• _Given records_:
################

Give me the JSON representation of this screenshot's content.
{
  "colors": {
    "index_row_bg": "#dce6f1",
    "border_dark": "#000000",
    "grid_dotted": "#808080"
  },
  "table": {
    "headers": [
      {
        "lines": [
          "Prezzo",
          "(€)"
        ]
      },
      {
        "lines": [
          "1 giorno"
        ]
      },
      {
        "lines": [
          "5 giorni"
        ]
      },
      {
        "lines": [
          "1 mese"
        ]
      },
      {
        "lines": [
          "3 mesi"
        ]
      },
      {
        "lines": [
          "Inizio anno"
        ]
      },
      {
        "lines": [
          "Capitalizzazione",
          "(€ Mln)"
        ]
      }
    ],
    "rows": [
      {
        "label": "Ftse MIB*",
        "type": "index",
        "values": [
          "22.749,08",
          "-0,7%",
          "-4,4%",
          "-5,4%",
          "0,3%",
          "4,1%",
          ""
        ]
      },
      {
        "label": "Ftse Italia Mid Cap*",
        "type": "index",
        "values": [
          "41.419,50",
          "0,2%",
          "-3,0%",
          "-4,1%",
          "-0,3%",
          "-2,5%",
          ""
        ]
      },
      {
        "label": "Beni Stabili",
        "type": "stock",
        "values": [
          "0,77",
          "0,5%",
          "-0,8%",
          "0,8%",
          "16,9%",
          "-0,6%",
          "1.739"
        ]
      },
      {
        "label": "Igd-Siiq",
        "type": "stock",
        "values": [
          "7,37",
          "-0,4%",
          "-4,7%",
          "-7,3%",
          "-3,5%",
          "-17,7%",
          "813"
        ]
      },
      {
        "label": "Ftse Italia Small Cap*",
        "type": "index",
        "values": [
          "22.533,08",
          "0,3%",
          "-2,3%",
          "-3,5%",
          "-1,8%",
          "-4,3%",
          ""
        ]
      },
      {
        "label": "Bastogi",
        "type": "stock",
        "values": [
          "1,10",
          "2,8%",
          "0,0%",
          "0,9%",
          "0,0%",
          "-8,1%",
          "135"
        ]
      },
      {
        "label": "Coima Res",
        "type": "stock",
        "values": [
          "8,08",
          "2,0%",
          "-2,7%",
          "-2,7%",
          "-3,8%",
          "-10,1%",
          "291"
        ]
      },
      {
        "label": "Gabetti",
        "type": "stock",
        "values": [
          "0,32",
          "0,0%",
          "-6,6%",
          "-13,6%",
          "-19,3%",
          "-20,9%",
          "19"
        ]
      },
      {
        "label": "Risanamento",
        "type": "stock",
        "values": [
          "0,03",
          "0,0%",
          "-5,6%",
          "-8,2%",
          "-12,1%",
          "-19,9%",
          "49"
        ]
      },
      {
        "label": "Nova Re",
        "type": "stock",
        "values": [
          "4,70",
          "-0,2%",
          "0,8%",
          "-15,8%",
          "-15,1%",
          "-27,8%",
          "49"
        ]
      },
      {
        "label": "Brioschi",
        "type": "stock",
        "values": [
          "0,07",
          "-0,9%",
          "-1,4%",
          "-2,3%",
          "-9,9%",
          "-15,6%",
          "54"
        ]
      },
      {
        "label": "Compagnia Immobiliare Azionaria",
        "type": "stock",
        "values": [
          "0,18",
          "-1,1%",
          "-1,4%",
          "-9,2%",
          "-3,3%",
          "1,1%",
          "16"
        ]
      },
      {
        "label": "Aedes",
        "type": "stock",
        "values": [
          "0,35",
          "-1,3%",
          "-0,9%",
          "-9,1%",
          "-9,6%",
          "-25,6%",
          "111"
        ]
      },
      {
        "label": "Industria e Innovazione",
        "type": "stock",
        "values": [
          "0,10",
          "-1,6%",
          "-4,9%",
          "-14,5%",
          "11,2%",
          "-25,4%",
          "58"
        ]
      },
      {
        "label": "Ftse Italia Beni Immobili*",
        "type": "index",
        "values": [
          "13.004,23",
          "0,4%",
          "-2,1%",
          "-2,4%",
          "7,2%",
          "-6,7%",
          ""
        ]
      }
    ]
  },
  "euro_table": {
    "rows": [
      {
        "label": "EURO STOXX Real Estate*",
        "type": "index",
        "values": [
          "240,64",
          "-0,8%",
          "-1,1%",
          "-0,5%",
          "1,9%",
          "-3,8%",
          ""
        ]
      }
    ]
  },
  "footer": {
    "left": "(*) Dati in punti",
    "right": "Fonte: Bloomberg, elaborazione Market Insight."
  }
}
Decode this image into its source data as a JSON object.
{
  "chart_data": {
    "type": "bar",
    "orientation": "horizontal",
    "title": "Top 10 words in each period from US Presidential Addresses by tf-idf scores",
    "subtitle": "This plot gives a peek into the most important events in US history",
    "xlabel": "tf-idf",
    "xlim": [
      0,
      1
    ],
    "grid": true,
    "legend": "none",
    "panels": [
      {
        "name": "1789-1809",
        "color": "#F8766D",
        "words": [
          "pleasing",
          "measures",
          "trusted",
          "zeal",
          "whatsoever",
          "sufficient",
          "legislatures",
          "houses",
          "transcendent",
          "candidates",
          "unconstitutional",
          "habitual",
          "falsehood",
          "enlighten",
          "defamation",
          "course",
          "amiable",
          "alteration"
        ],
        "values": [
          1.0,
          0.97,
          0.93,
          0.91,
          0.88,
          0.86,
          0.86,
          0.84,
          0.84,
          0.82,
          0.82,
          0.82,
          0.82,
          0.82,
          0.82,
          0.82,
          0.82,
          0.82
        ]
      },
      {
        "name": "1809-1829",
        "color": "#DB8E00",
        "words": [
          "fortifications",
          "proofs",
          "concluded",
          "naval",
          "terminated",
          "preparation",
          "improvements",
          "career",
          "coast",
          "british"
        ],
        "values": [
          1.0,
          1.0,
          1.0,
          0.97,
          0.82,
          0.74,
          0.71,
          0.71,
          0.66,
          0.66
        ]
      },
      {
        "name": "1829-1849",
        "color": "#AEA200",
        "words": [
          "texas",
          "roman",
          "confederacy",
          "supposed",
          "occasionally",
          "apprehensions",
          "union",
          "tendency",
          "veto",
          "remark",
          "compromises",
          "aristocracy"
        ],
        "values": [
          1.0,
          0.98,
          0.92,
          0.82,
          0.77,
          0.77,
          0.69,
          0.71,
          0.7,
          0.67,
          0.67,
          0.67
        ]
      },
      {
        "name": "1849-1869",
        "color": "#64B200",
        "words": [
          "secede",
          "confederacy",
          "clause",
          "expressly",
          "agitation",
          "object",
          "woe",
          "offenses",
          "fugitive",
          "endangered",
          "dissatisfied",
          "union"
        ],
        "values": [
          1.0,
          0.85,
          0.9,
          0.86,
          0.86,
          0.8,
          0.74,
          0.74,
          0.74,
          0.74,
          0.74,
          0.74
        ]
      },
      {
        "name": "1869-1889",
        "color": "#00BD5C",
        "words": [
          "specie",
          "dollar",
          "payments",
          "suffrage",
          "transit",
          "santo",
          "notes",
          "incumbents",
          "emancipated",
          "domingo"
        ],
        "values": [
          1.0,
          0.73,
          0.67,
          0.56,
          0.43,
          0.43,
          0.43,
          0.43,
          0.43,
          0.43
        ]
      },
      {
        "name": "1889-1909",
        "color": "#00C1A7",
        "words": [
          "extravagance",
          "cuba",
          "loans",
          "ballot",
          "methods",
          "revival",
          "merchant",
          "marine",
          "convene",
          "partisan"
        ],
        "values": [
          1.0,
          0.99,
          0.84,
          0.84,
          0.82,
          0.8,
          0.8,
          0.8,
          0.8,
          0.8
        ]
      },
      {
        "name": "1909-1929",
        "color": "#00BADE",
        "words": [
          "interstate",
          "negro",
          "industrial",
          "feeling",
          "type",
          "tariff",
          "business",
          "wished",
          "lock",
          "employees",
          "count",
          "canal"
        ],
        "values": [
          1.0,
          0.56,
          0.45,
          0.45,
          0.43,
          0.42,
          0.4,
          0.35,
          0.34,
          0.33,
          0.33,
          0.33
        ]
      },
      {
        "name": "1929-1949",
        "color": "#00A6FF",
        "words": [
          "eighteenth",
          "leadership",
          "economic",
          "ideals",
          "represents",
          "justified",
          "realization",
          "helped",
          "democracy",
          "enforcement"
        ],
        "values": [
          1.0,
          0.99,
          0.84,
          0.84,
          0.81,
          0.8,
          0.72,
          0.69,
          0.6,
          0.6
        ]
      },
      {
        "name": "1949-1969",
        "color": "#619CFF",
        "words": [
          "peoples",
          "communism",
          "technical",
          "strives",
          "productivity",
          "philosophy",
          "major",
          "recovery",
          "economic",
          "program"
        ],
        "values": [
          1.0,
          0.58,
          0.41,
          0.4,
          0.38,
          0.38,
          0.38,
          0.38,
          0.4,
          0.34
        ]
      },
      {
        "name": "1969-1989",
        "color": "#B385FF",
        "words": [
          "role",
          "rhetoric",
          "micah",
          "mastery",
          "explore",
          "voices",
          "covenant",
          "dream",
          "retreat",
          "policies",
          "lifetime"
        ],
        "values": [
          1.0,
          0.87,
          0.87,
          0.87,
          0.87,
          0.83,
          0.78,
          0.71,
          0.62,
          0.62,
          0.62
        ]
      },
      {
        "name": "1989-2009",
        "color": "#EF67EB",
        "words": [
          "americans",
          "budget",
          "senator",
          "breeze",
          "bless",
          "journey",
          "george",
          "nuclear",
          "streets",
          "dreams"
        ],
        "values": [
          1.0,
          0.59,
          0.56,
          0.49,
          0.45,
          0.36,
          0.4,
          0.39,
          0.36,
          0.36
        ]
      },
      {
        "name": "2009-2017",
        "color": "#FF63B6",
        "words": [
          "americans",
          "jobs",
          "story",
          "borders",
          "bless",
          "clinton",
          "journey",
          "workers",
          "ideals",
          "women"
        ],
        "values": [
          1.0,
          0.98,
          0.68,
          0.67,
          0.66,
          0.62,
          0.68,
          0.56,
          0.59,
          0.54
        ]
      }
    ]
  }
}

################

• _Written request_: Pull every line containing the word "Beni" out of the material.

• _The output_:
        "label": "Beni Stabili",
        "label": "Ftse Italia Beni Immobili*",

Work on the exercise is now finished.